*Aim of the task*: In the data below, find every line with the string "this" and pull it out.

*Given entries*:
## Start
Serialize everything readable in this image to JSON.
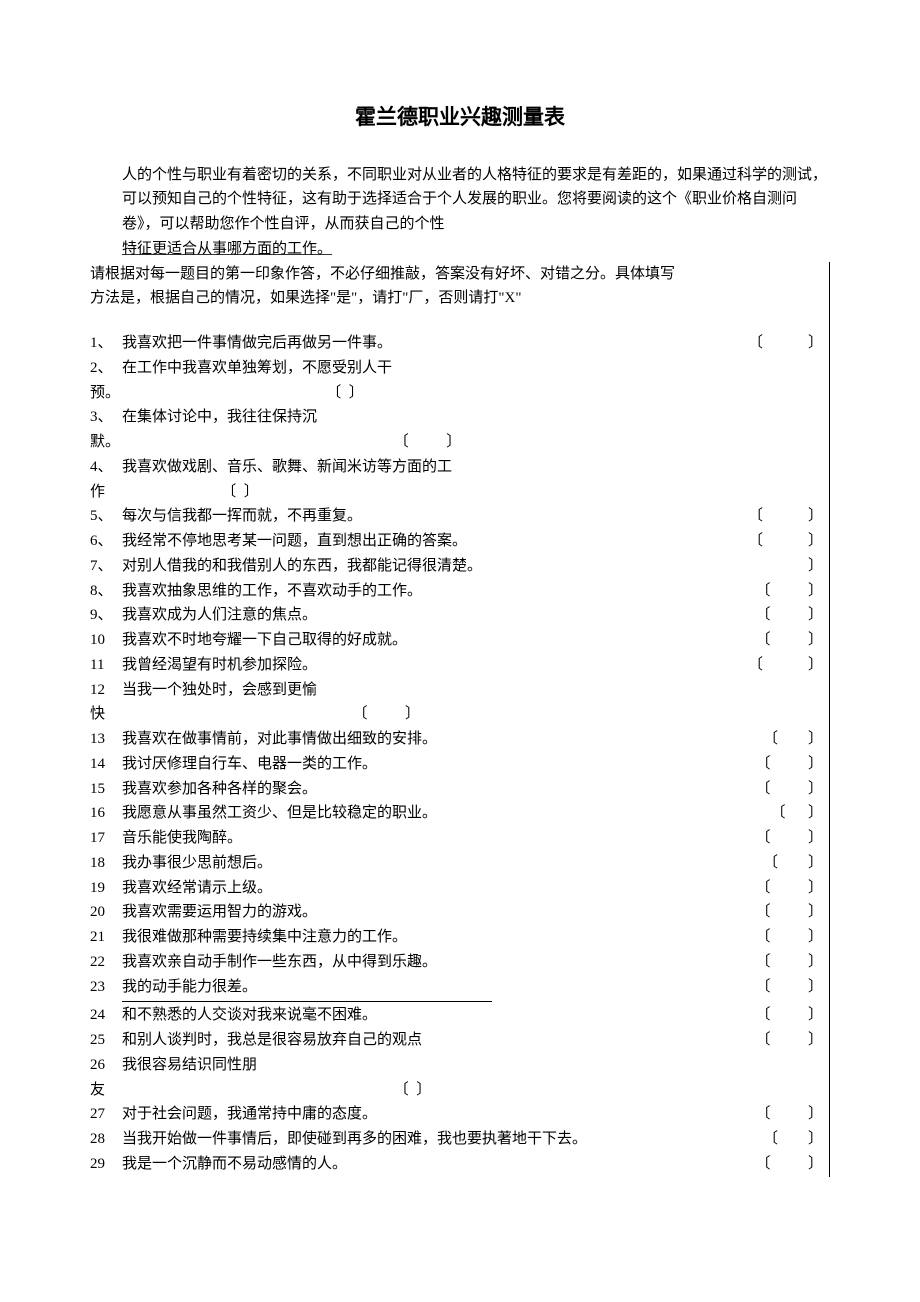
## End
## Start
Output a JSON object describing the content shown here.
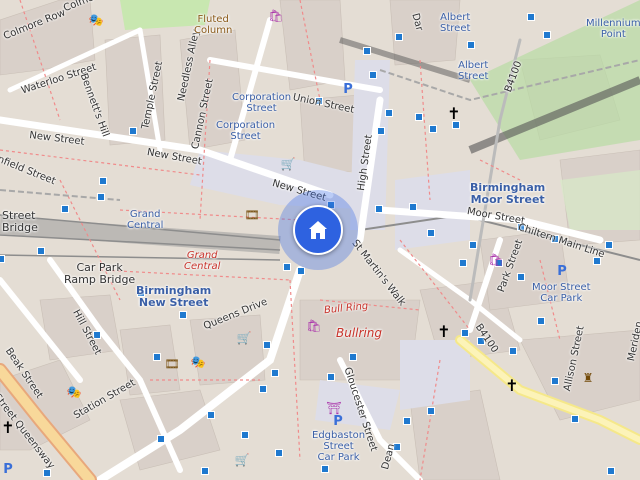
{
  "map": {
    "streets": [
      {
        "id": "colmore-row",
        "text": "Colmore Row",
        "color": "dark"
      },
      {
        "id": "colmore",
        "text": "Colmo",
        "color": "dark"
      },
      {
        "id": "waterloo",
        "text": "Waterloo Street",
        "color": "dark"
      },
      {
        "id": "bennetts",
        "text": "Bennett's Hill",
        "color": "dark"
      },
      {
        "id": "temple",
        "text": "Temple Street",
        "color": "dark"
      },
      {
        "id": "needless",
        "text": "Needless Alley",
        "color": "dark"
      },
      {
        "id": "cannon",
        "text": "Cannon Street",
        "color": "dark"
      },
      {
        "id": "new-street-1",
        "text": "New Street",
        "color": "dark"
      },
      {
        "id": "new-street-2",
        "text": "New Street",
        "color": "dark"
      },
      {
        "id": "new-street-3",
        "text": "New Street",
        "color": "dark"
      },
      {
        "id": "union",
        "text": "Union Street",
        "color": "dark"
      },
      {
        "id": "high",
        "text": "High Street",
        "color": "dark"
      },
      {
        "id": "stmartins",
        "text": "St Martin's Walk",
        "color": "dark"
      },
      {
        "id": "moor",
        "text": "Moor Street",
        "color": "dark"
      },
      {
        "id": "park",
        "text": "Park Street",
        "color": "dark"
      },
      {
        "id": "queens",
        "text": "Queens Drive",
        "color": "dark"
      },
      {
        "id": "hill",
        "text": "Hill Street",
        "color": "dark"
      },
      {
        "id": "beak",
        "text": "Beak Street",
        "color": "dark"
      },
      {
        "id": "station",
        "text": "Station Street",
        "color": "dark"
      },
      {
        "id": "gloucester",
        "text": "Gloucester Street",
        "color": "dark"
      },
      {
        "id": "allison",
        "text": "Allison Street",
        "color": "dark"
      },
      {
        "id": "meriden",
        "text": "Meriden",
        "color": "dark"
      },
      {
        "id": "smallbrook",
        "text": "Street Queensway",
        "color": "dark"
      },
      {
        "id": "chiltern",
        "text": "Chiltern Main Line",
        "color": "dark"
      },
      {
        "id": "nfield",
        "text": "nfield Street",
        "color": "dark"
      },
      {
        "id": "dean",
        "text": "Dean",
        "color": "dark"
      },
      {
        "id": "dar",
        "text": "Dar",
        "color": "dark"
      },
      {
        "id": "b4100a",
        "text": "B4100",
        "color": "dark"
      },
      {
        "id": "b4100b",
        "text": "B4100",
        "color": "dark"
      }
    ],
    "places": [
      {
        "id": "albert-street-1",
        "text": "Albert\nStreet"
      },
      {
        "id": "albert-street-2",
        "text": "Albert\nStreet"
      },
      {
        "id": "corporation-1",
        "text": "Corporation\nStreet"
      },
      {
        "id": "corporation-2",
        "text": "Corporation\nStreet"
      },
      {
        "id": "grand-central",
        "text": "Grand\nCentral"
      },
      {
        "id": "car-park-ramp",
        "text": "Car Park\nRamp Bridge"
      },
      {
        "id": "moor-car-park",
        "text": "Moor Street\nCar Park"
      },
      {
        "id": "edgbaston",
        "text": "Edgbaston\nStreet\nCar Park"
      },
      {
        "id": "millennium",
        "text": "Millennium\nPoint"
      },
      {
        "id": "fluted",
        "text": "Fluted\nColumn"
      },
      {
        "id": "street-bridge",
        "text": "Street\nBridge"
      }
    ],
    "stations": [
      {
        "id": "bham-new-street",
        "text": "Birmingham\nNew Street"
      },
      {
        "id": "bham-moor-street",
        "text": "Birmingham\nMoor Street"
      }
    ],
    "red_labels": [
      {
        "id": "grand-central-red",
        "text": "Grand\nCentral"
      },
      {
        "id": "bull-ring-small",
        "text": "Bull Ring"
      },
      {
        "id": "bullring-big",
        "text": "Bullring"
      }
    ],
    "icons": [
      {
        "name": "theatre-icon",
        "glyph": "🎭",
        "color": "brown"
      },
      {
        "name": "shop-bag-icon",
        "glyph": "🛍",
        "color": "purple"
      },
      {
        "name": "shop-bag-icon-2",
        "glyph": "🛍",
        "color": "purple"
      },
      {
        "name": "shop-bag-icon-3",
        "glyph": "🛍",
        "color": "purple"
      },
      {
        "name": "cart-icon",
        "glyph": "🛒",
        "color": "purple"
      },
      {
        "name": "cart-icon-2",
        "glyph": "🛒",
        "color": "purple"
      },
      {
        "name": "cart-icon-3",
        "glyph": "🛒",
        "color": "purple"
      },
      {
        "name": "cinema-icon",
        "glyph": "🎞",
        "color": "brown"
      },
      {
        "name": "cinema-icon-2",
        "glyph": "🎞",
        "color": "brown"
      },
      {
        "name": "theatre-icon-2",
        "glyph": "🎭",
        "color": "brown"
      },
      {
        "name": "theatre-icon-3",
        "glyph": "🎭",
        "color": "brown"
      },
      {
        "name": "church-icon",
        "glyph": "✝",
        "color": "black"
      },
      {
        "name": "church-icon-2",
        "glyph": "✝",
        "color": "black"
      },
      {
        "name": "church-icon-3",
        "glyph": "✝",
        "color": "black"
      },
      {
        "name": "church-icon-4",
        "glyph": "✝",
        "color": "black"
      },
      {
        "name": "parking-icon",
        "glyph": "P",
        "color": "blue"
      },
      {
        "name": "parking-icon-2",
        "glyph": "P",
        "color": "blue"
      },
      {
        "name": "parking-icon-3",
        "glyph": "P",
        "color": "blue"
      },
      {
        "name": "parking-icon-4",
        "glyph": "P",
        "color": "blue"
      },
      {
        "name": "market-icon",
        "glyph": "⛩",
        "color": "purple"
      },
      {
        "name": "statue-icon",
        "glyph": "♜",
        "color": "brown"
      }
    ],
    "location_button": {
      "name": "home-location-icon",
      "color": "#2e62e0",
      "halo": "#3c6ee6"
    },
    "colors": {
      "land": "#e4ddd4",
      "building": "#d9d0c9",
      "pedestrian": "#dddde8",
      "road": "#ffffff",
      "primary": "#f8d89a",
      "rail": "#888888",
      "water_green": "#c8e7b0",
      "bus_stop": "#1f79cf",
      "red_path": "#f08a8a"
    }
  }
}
## End
## Start
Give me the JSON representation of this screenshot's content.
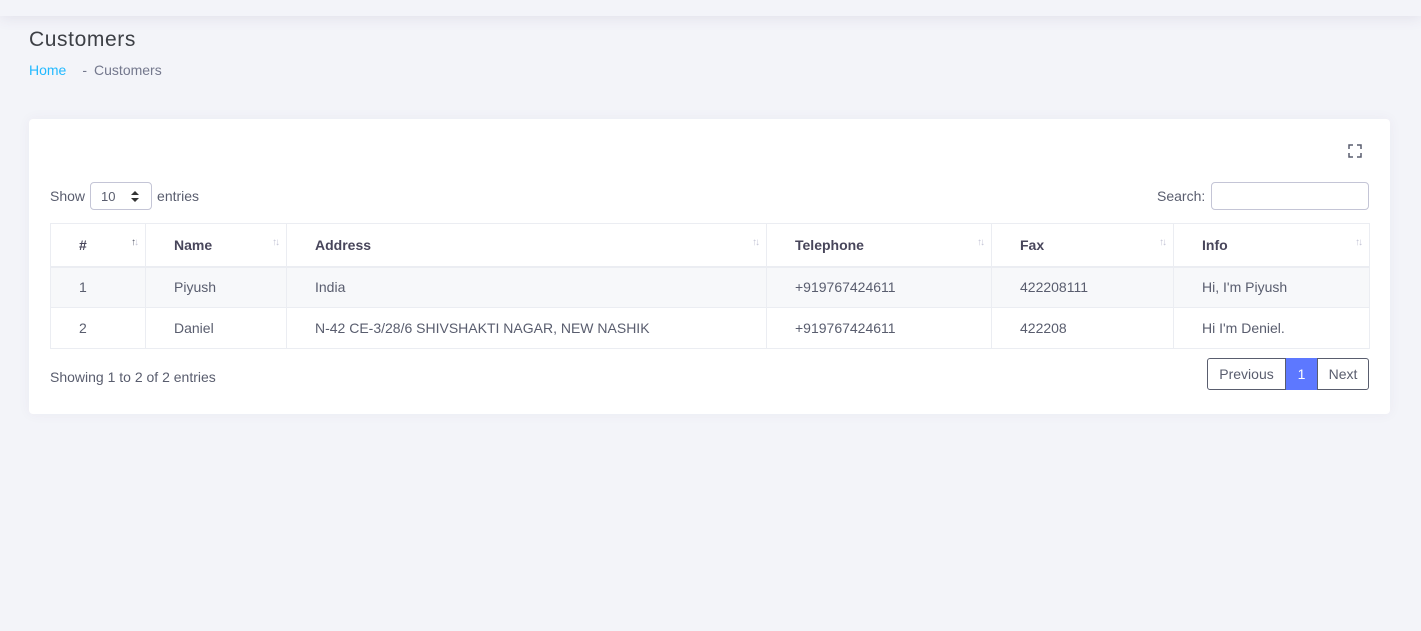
## End
*Reply*:
Serialize everything readable in this image to JSON.
Give me the JSON representation of this screenshot's content.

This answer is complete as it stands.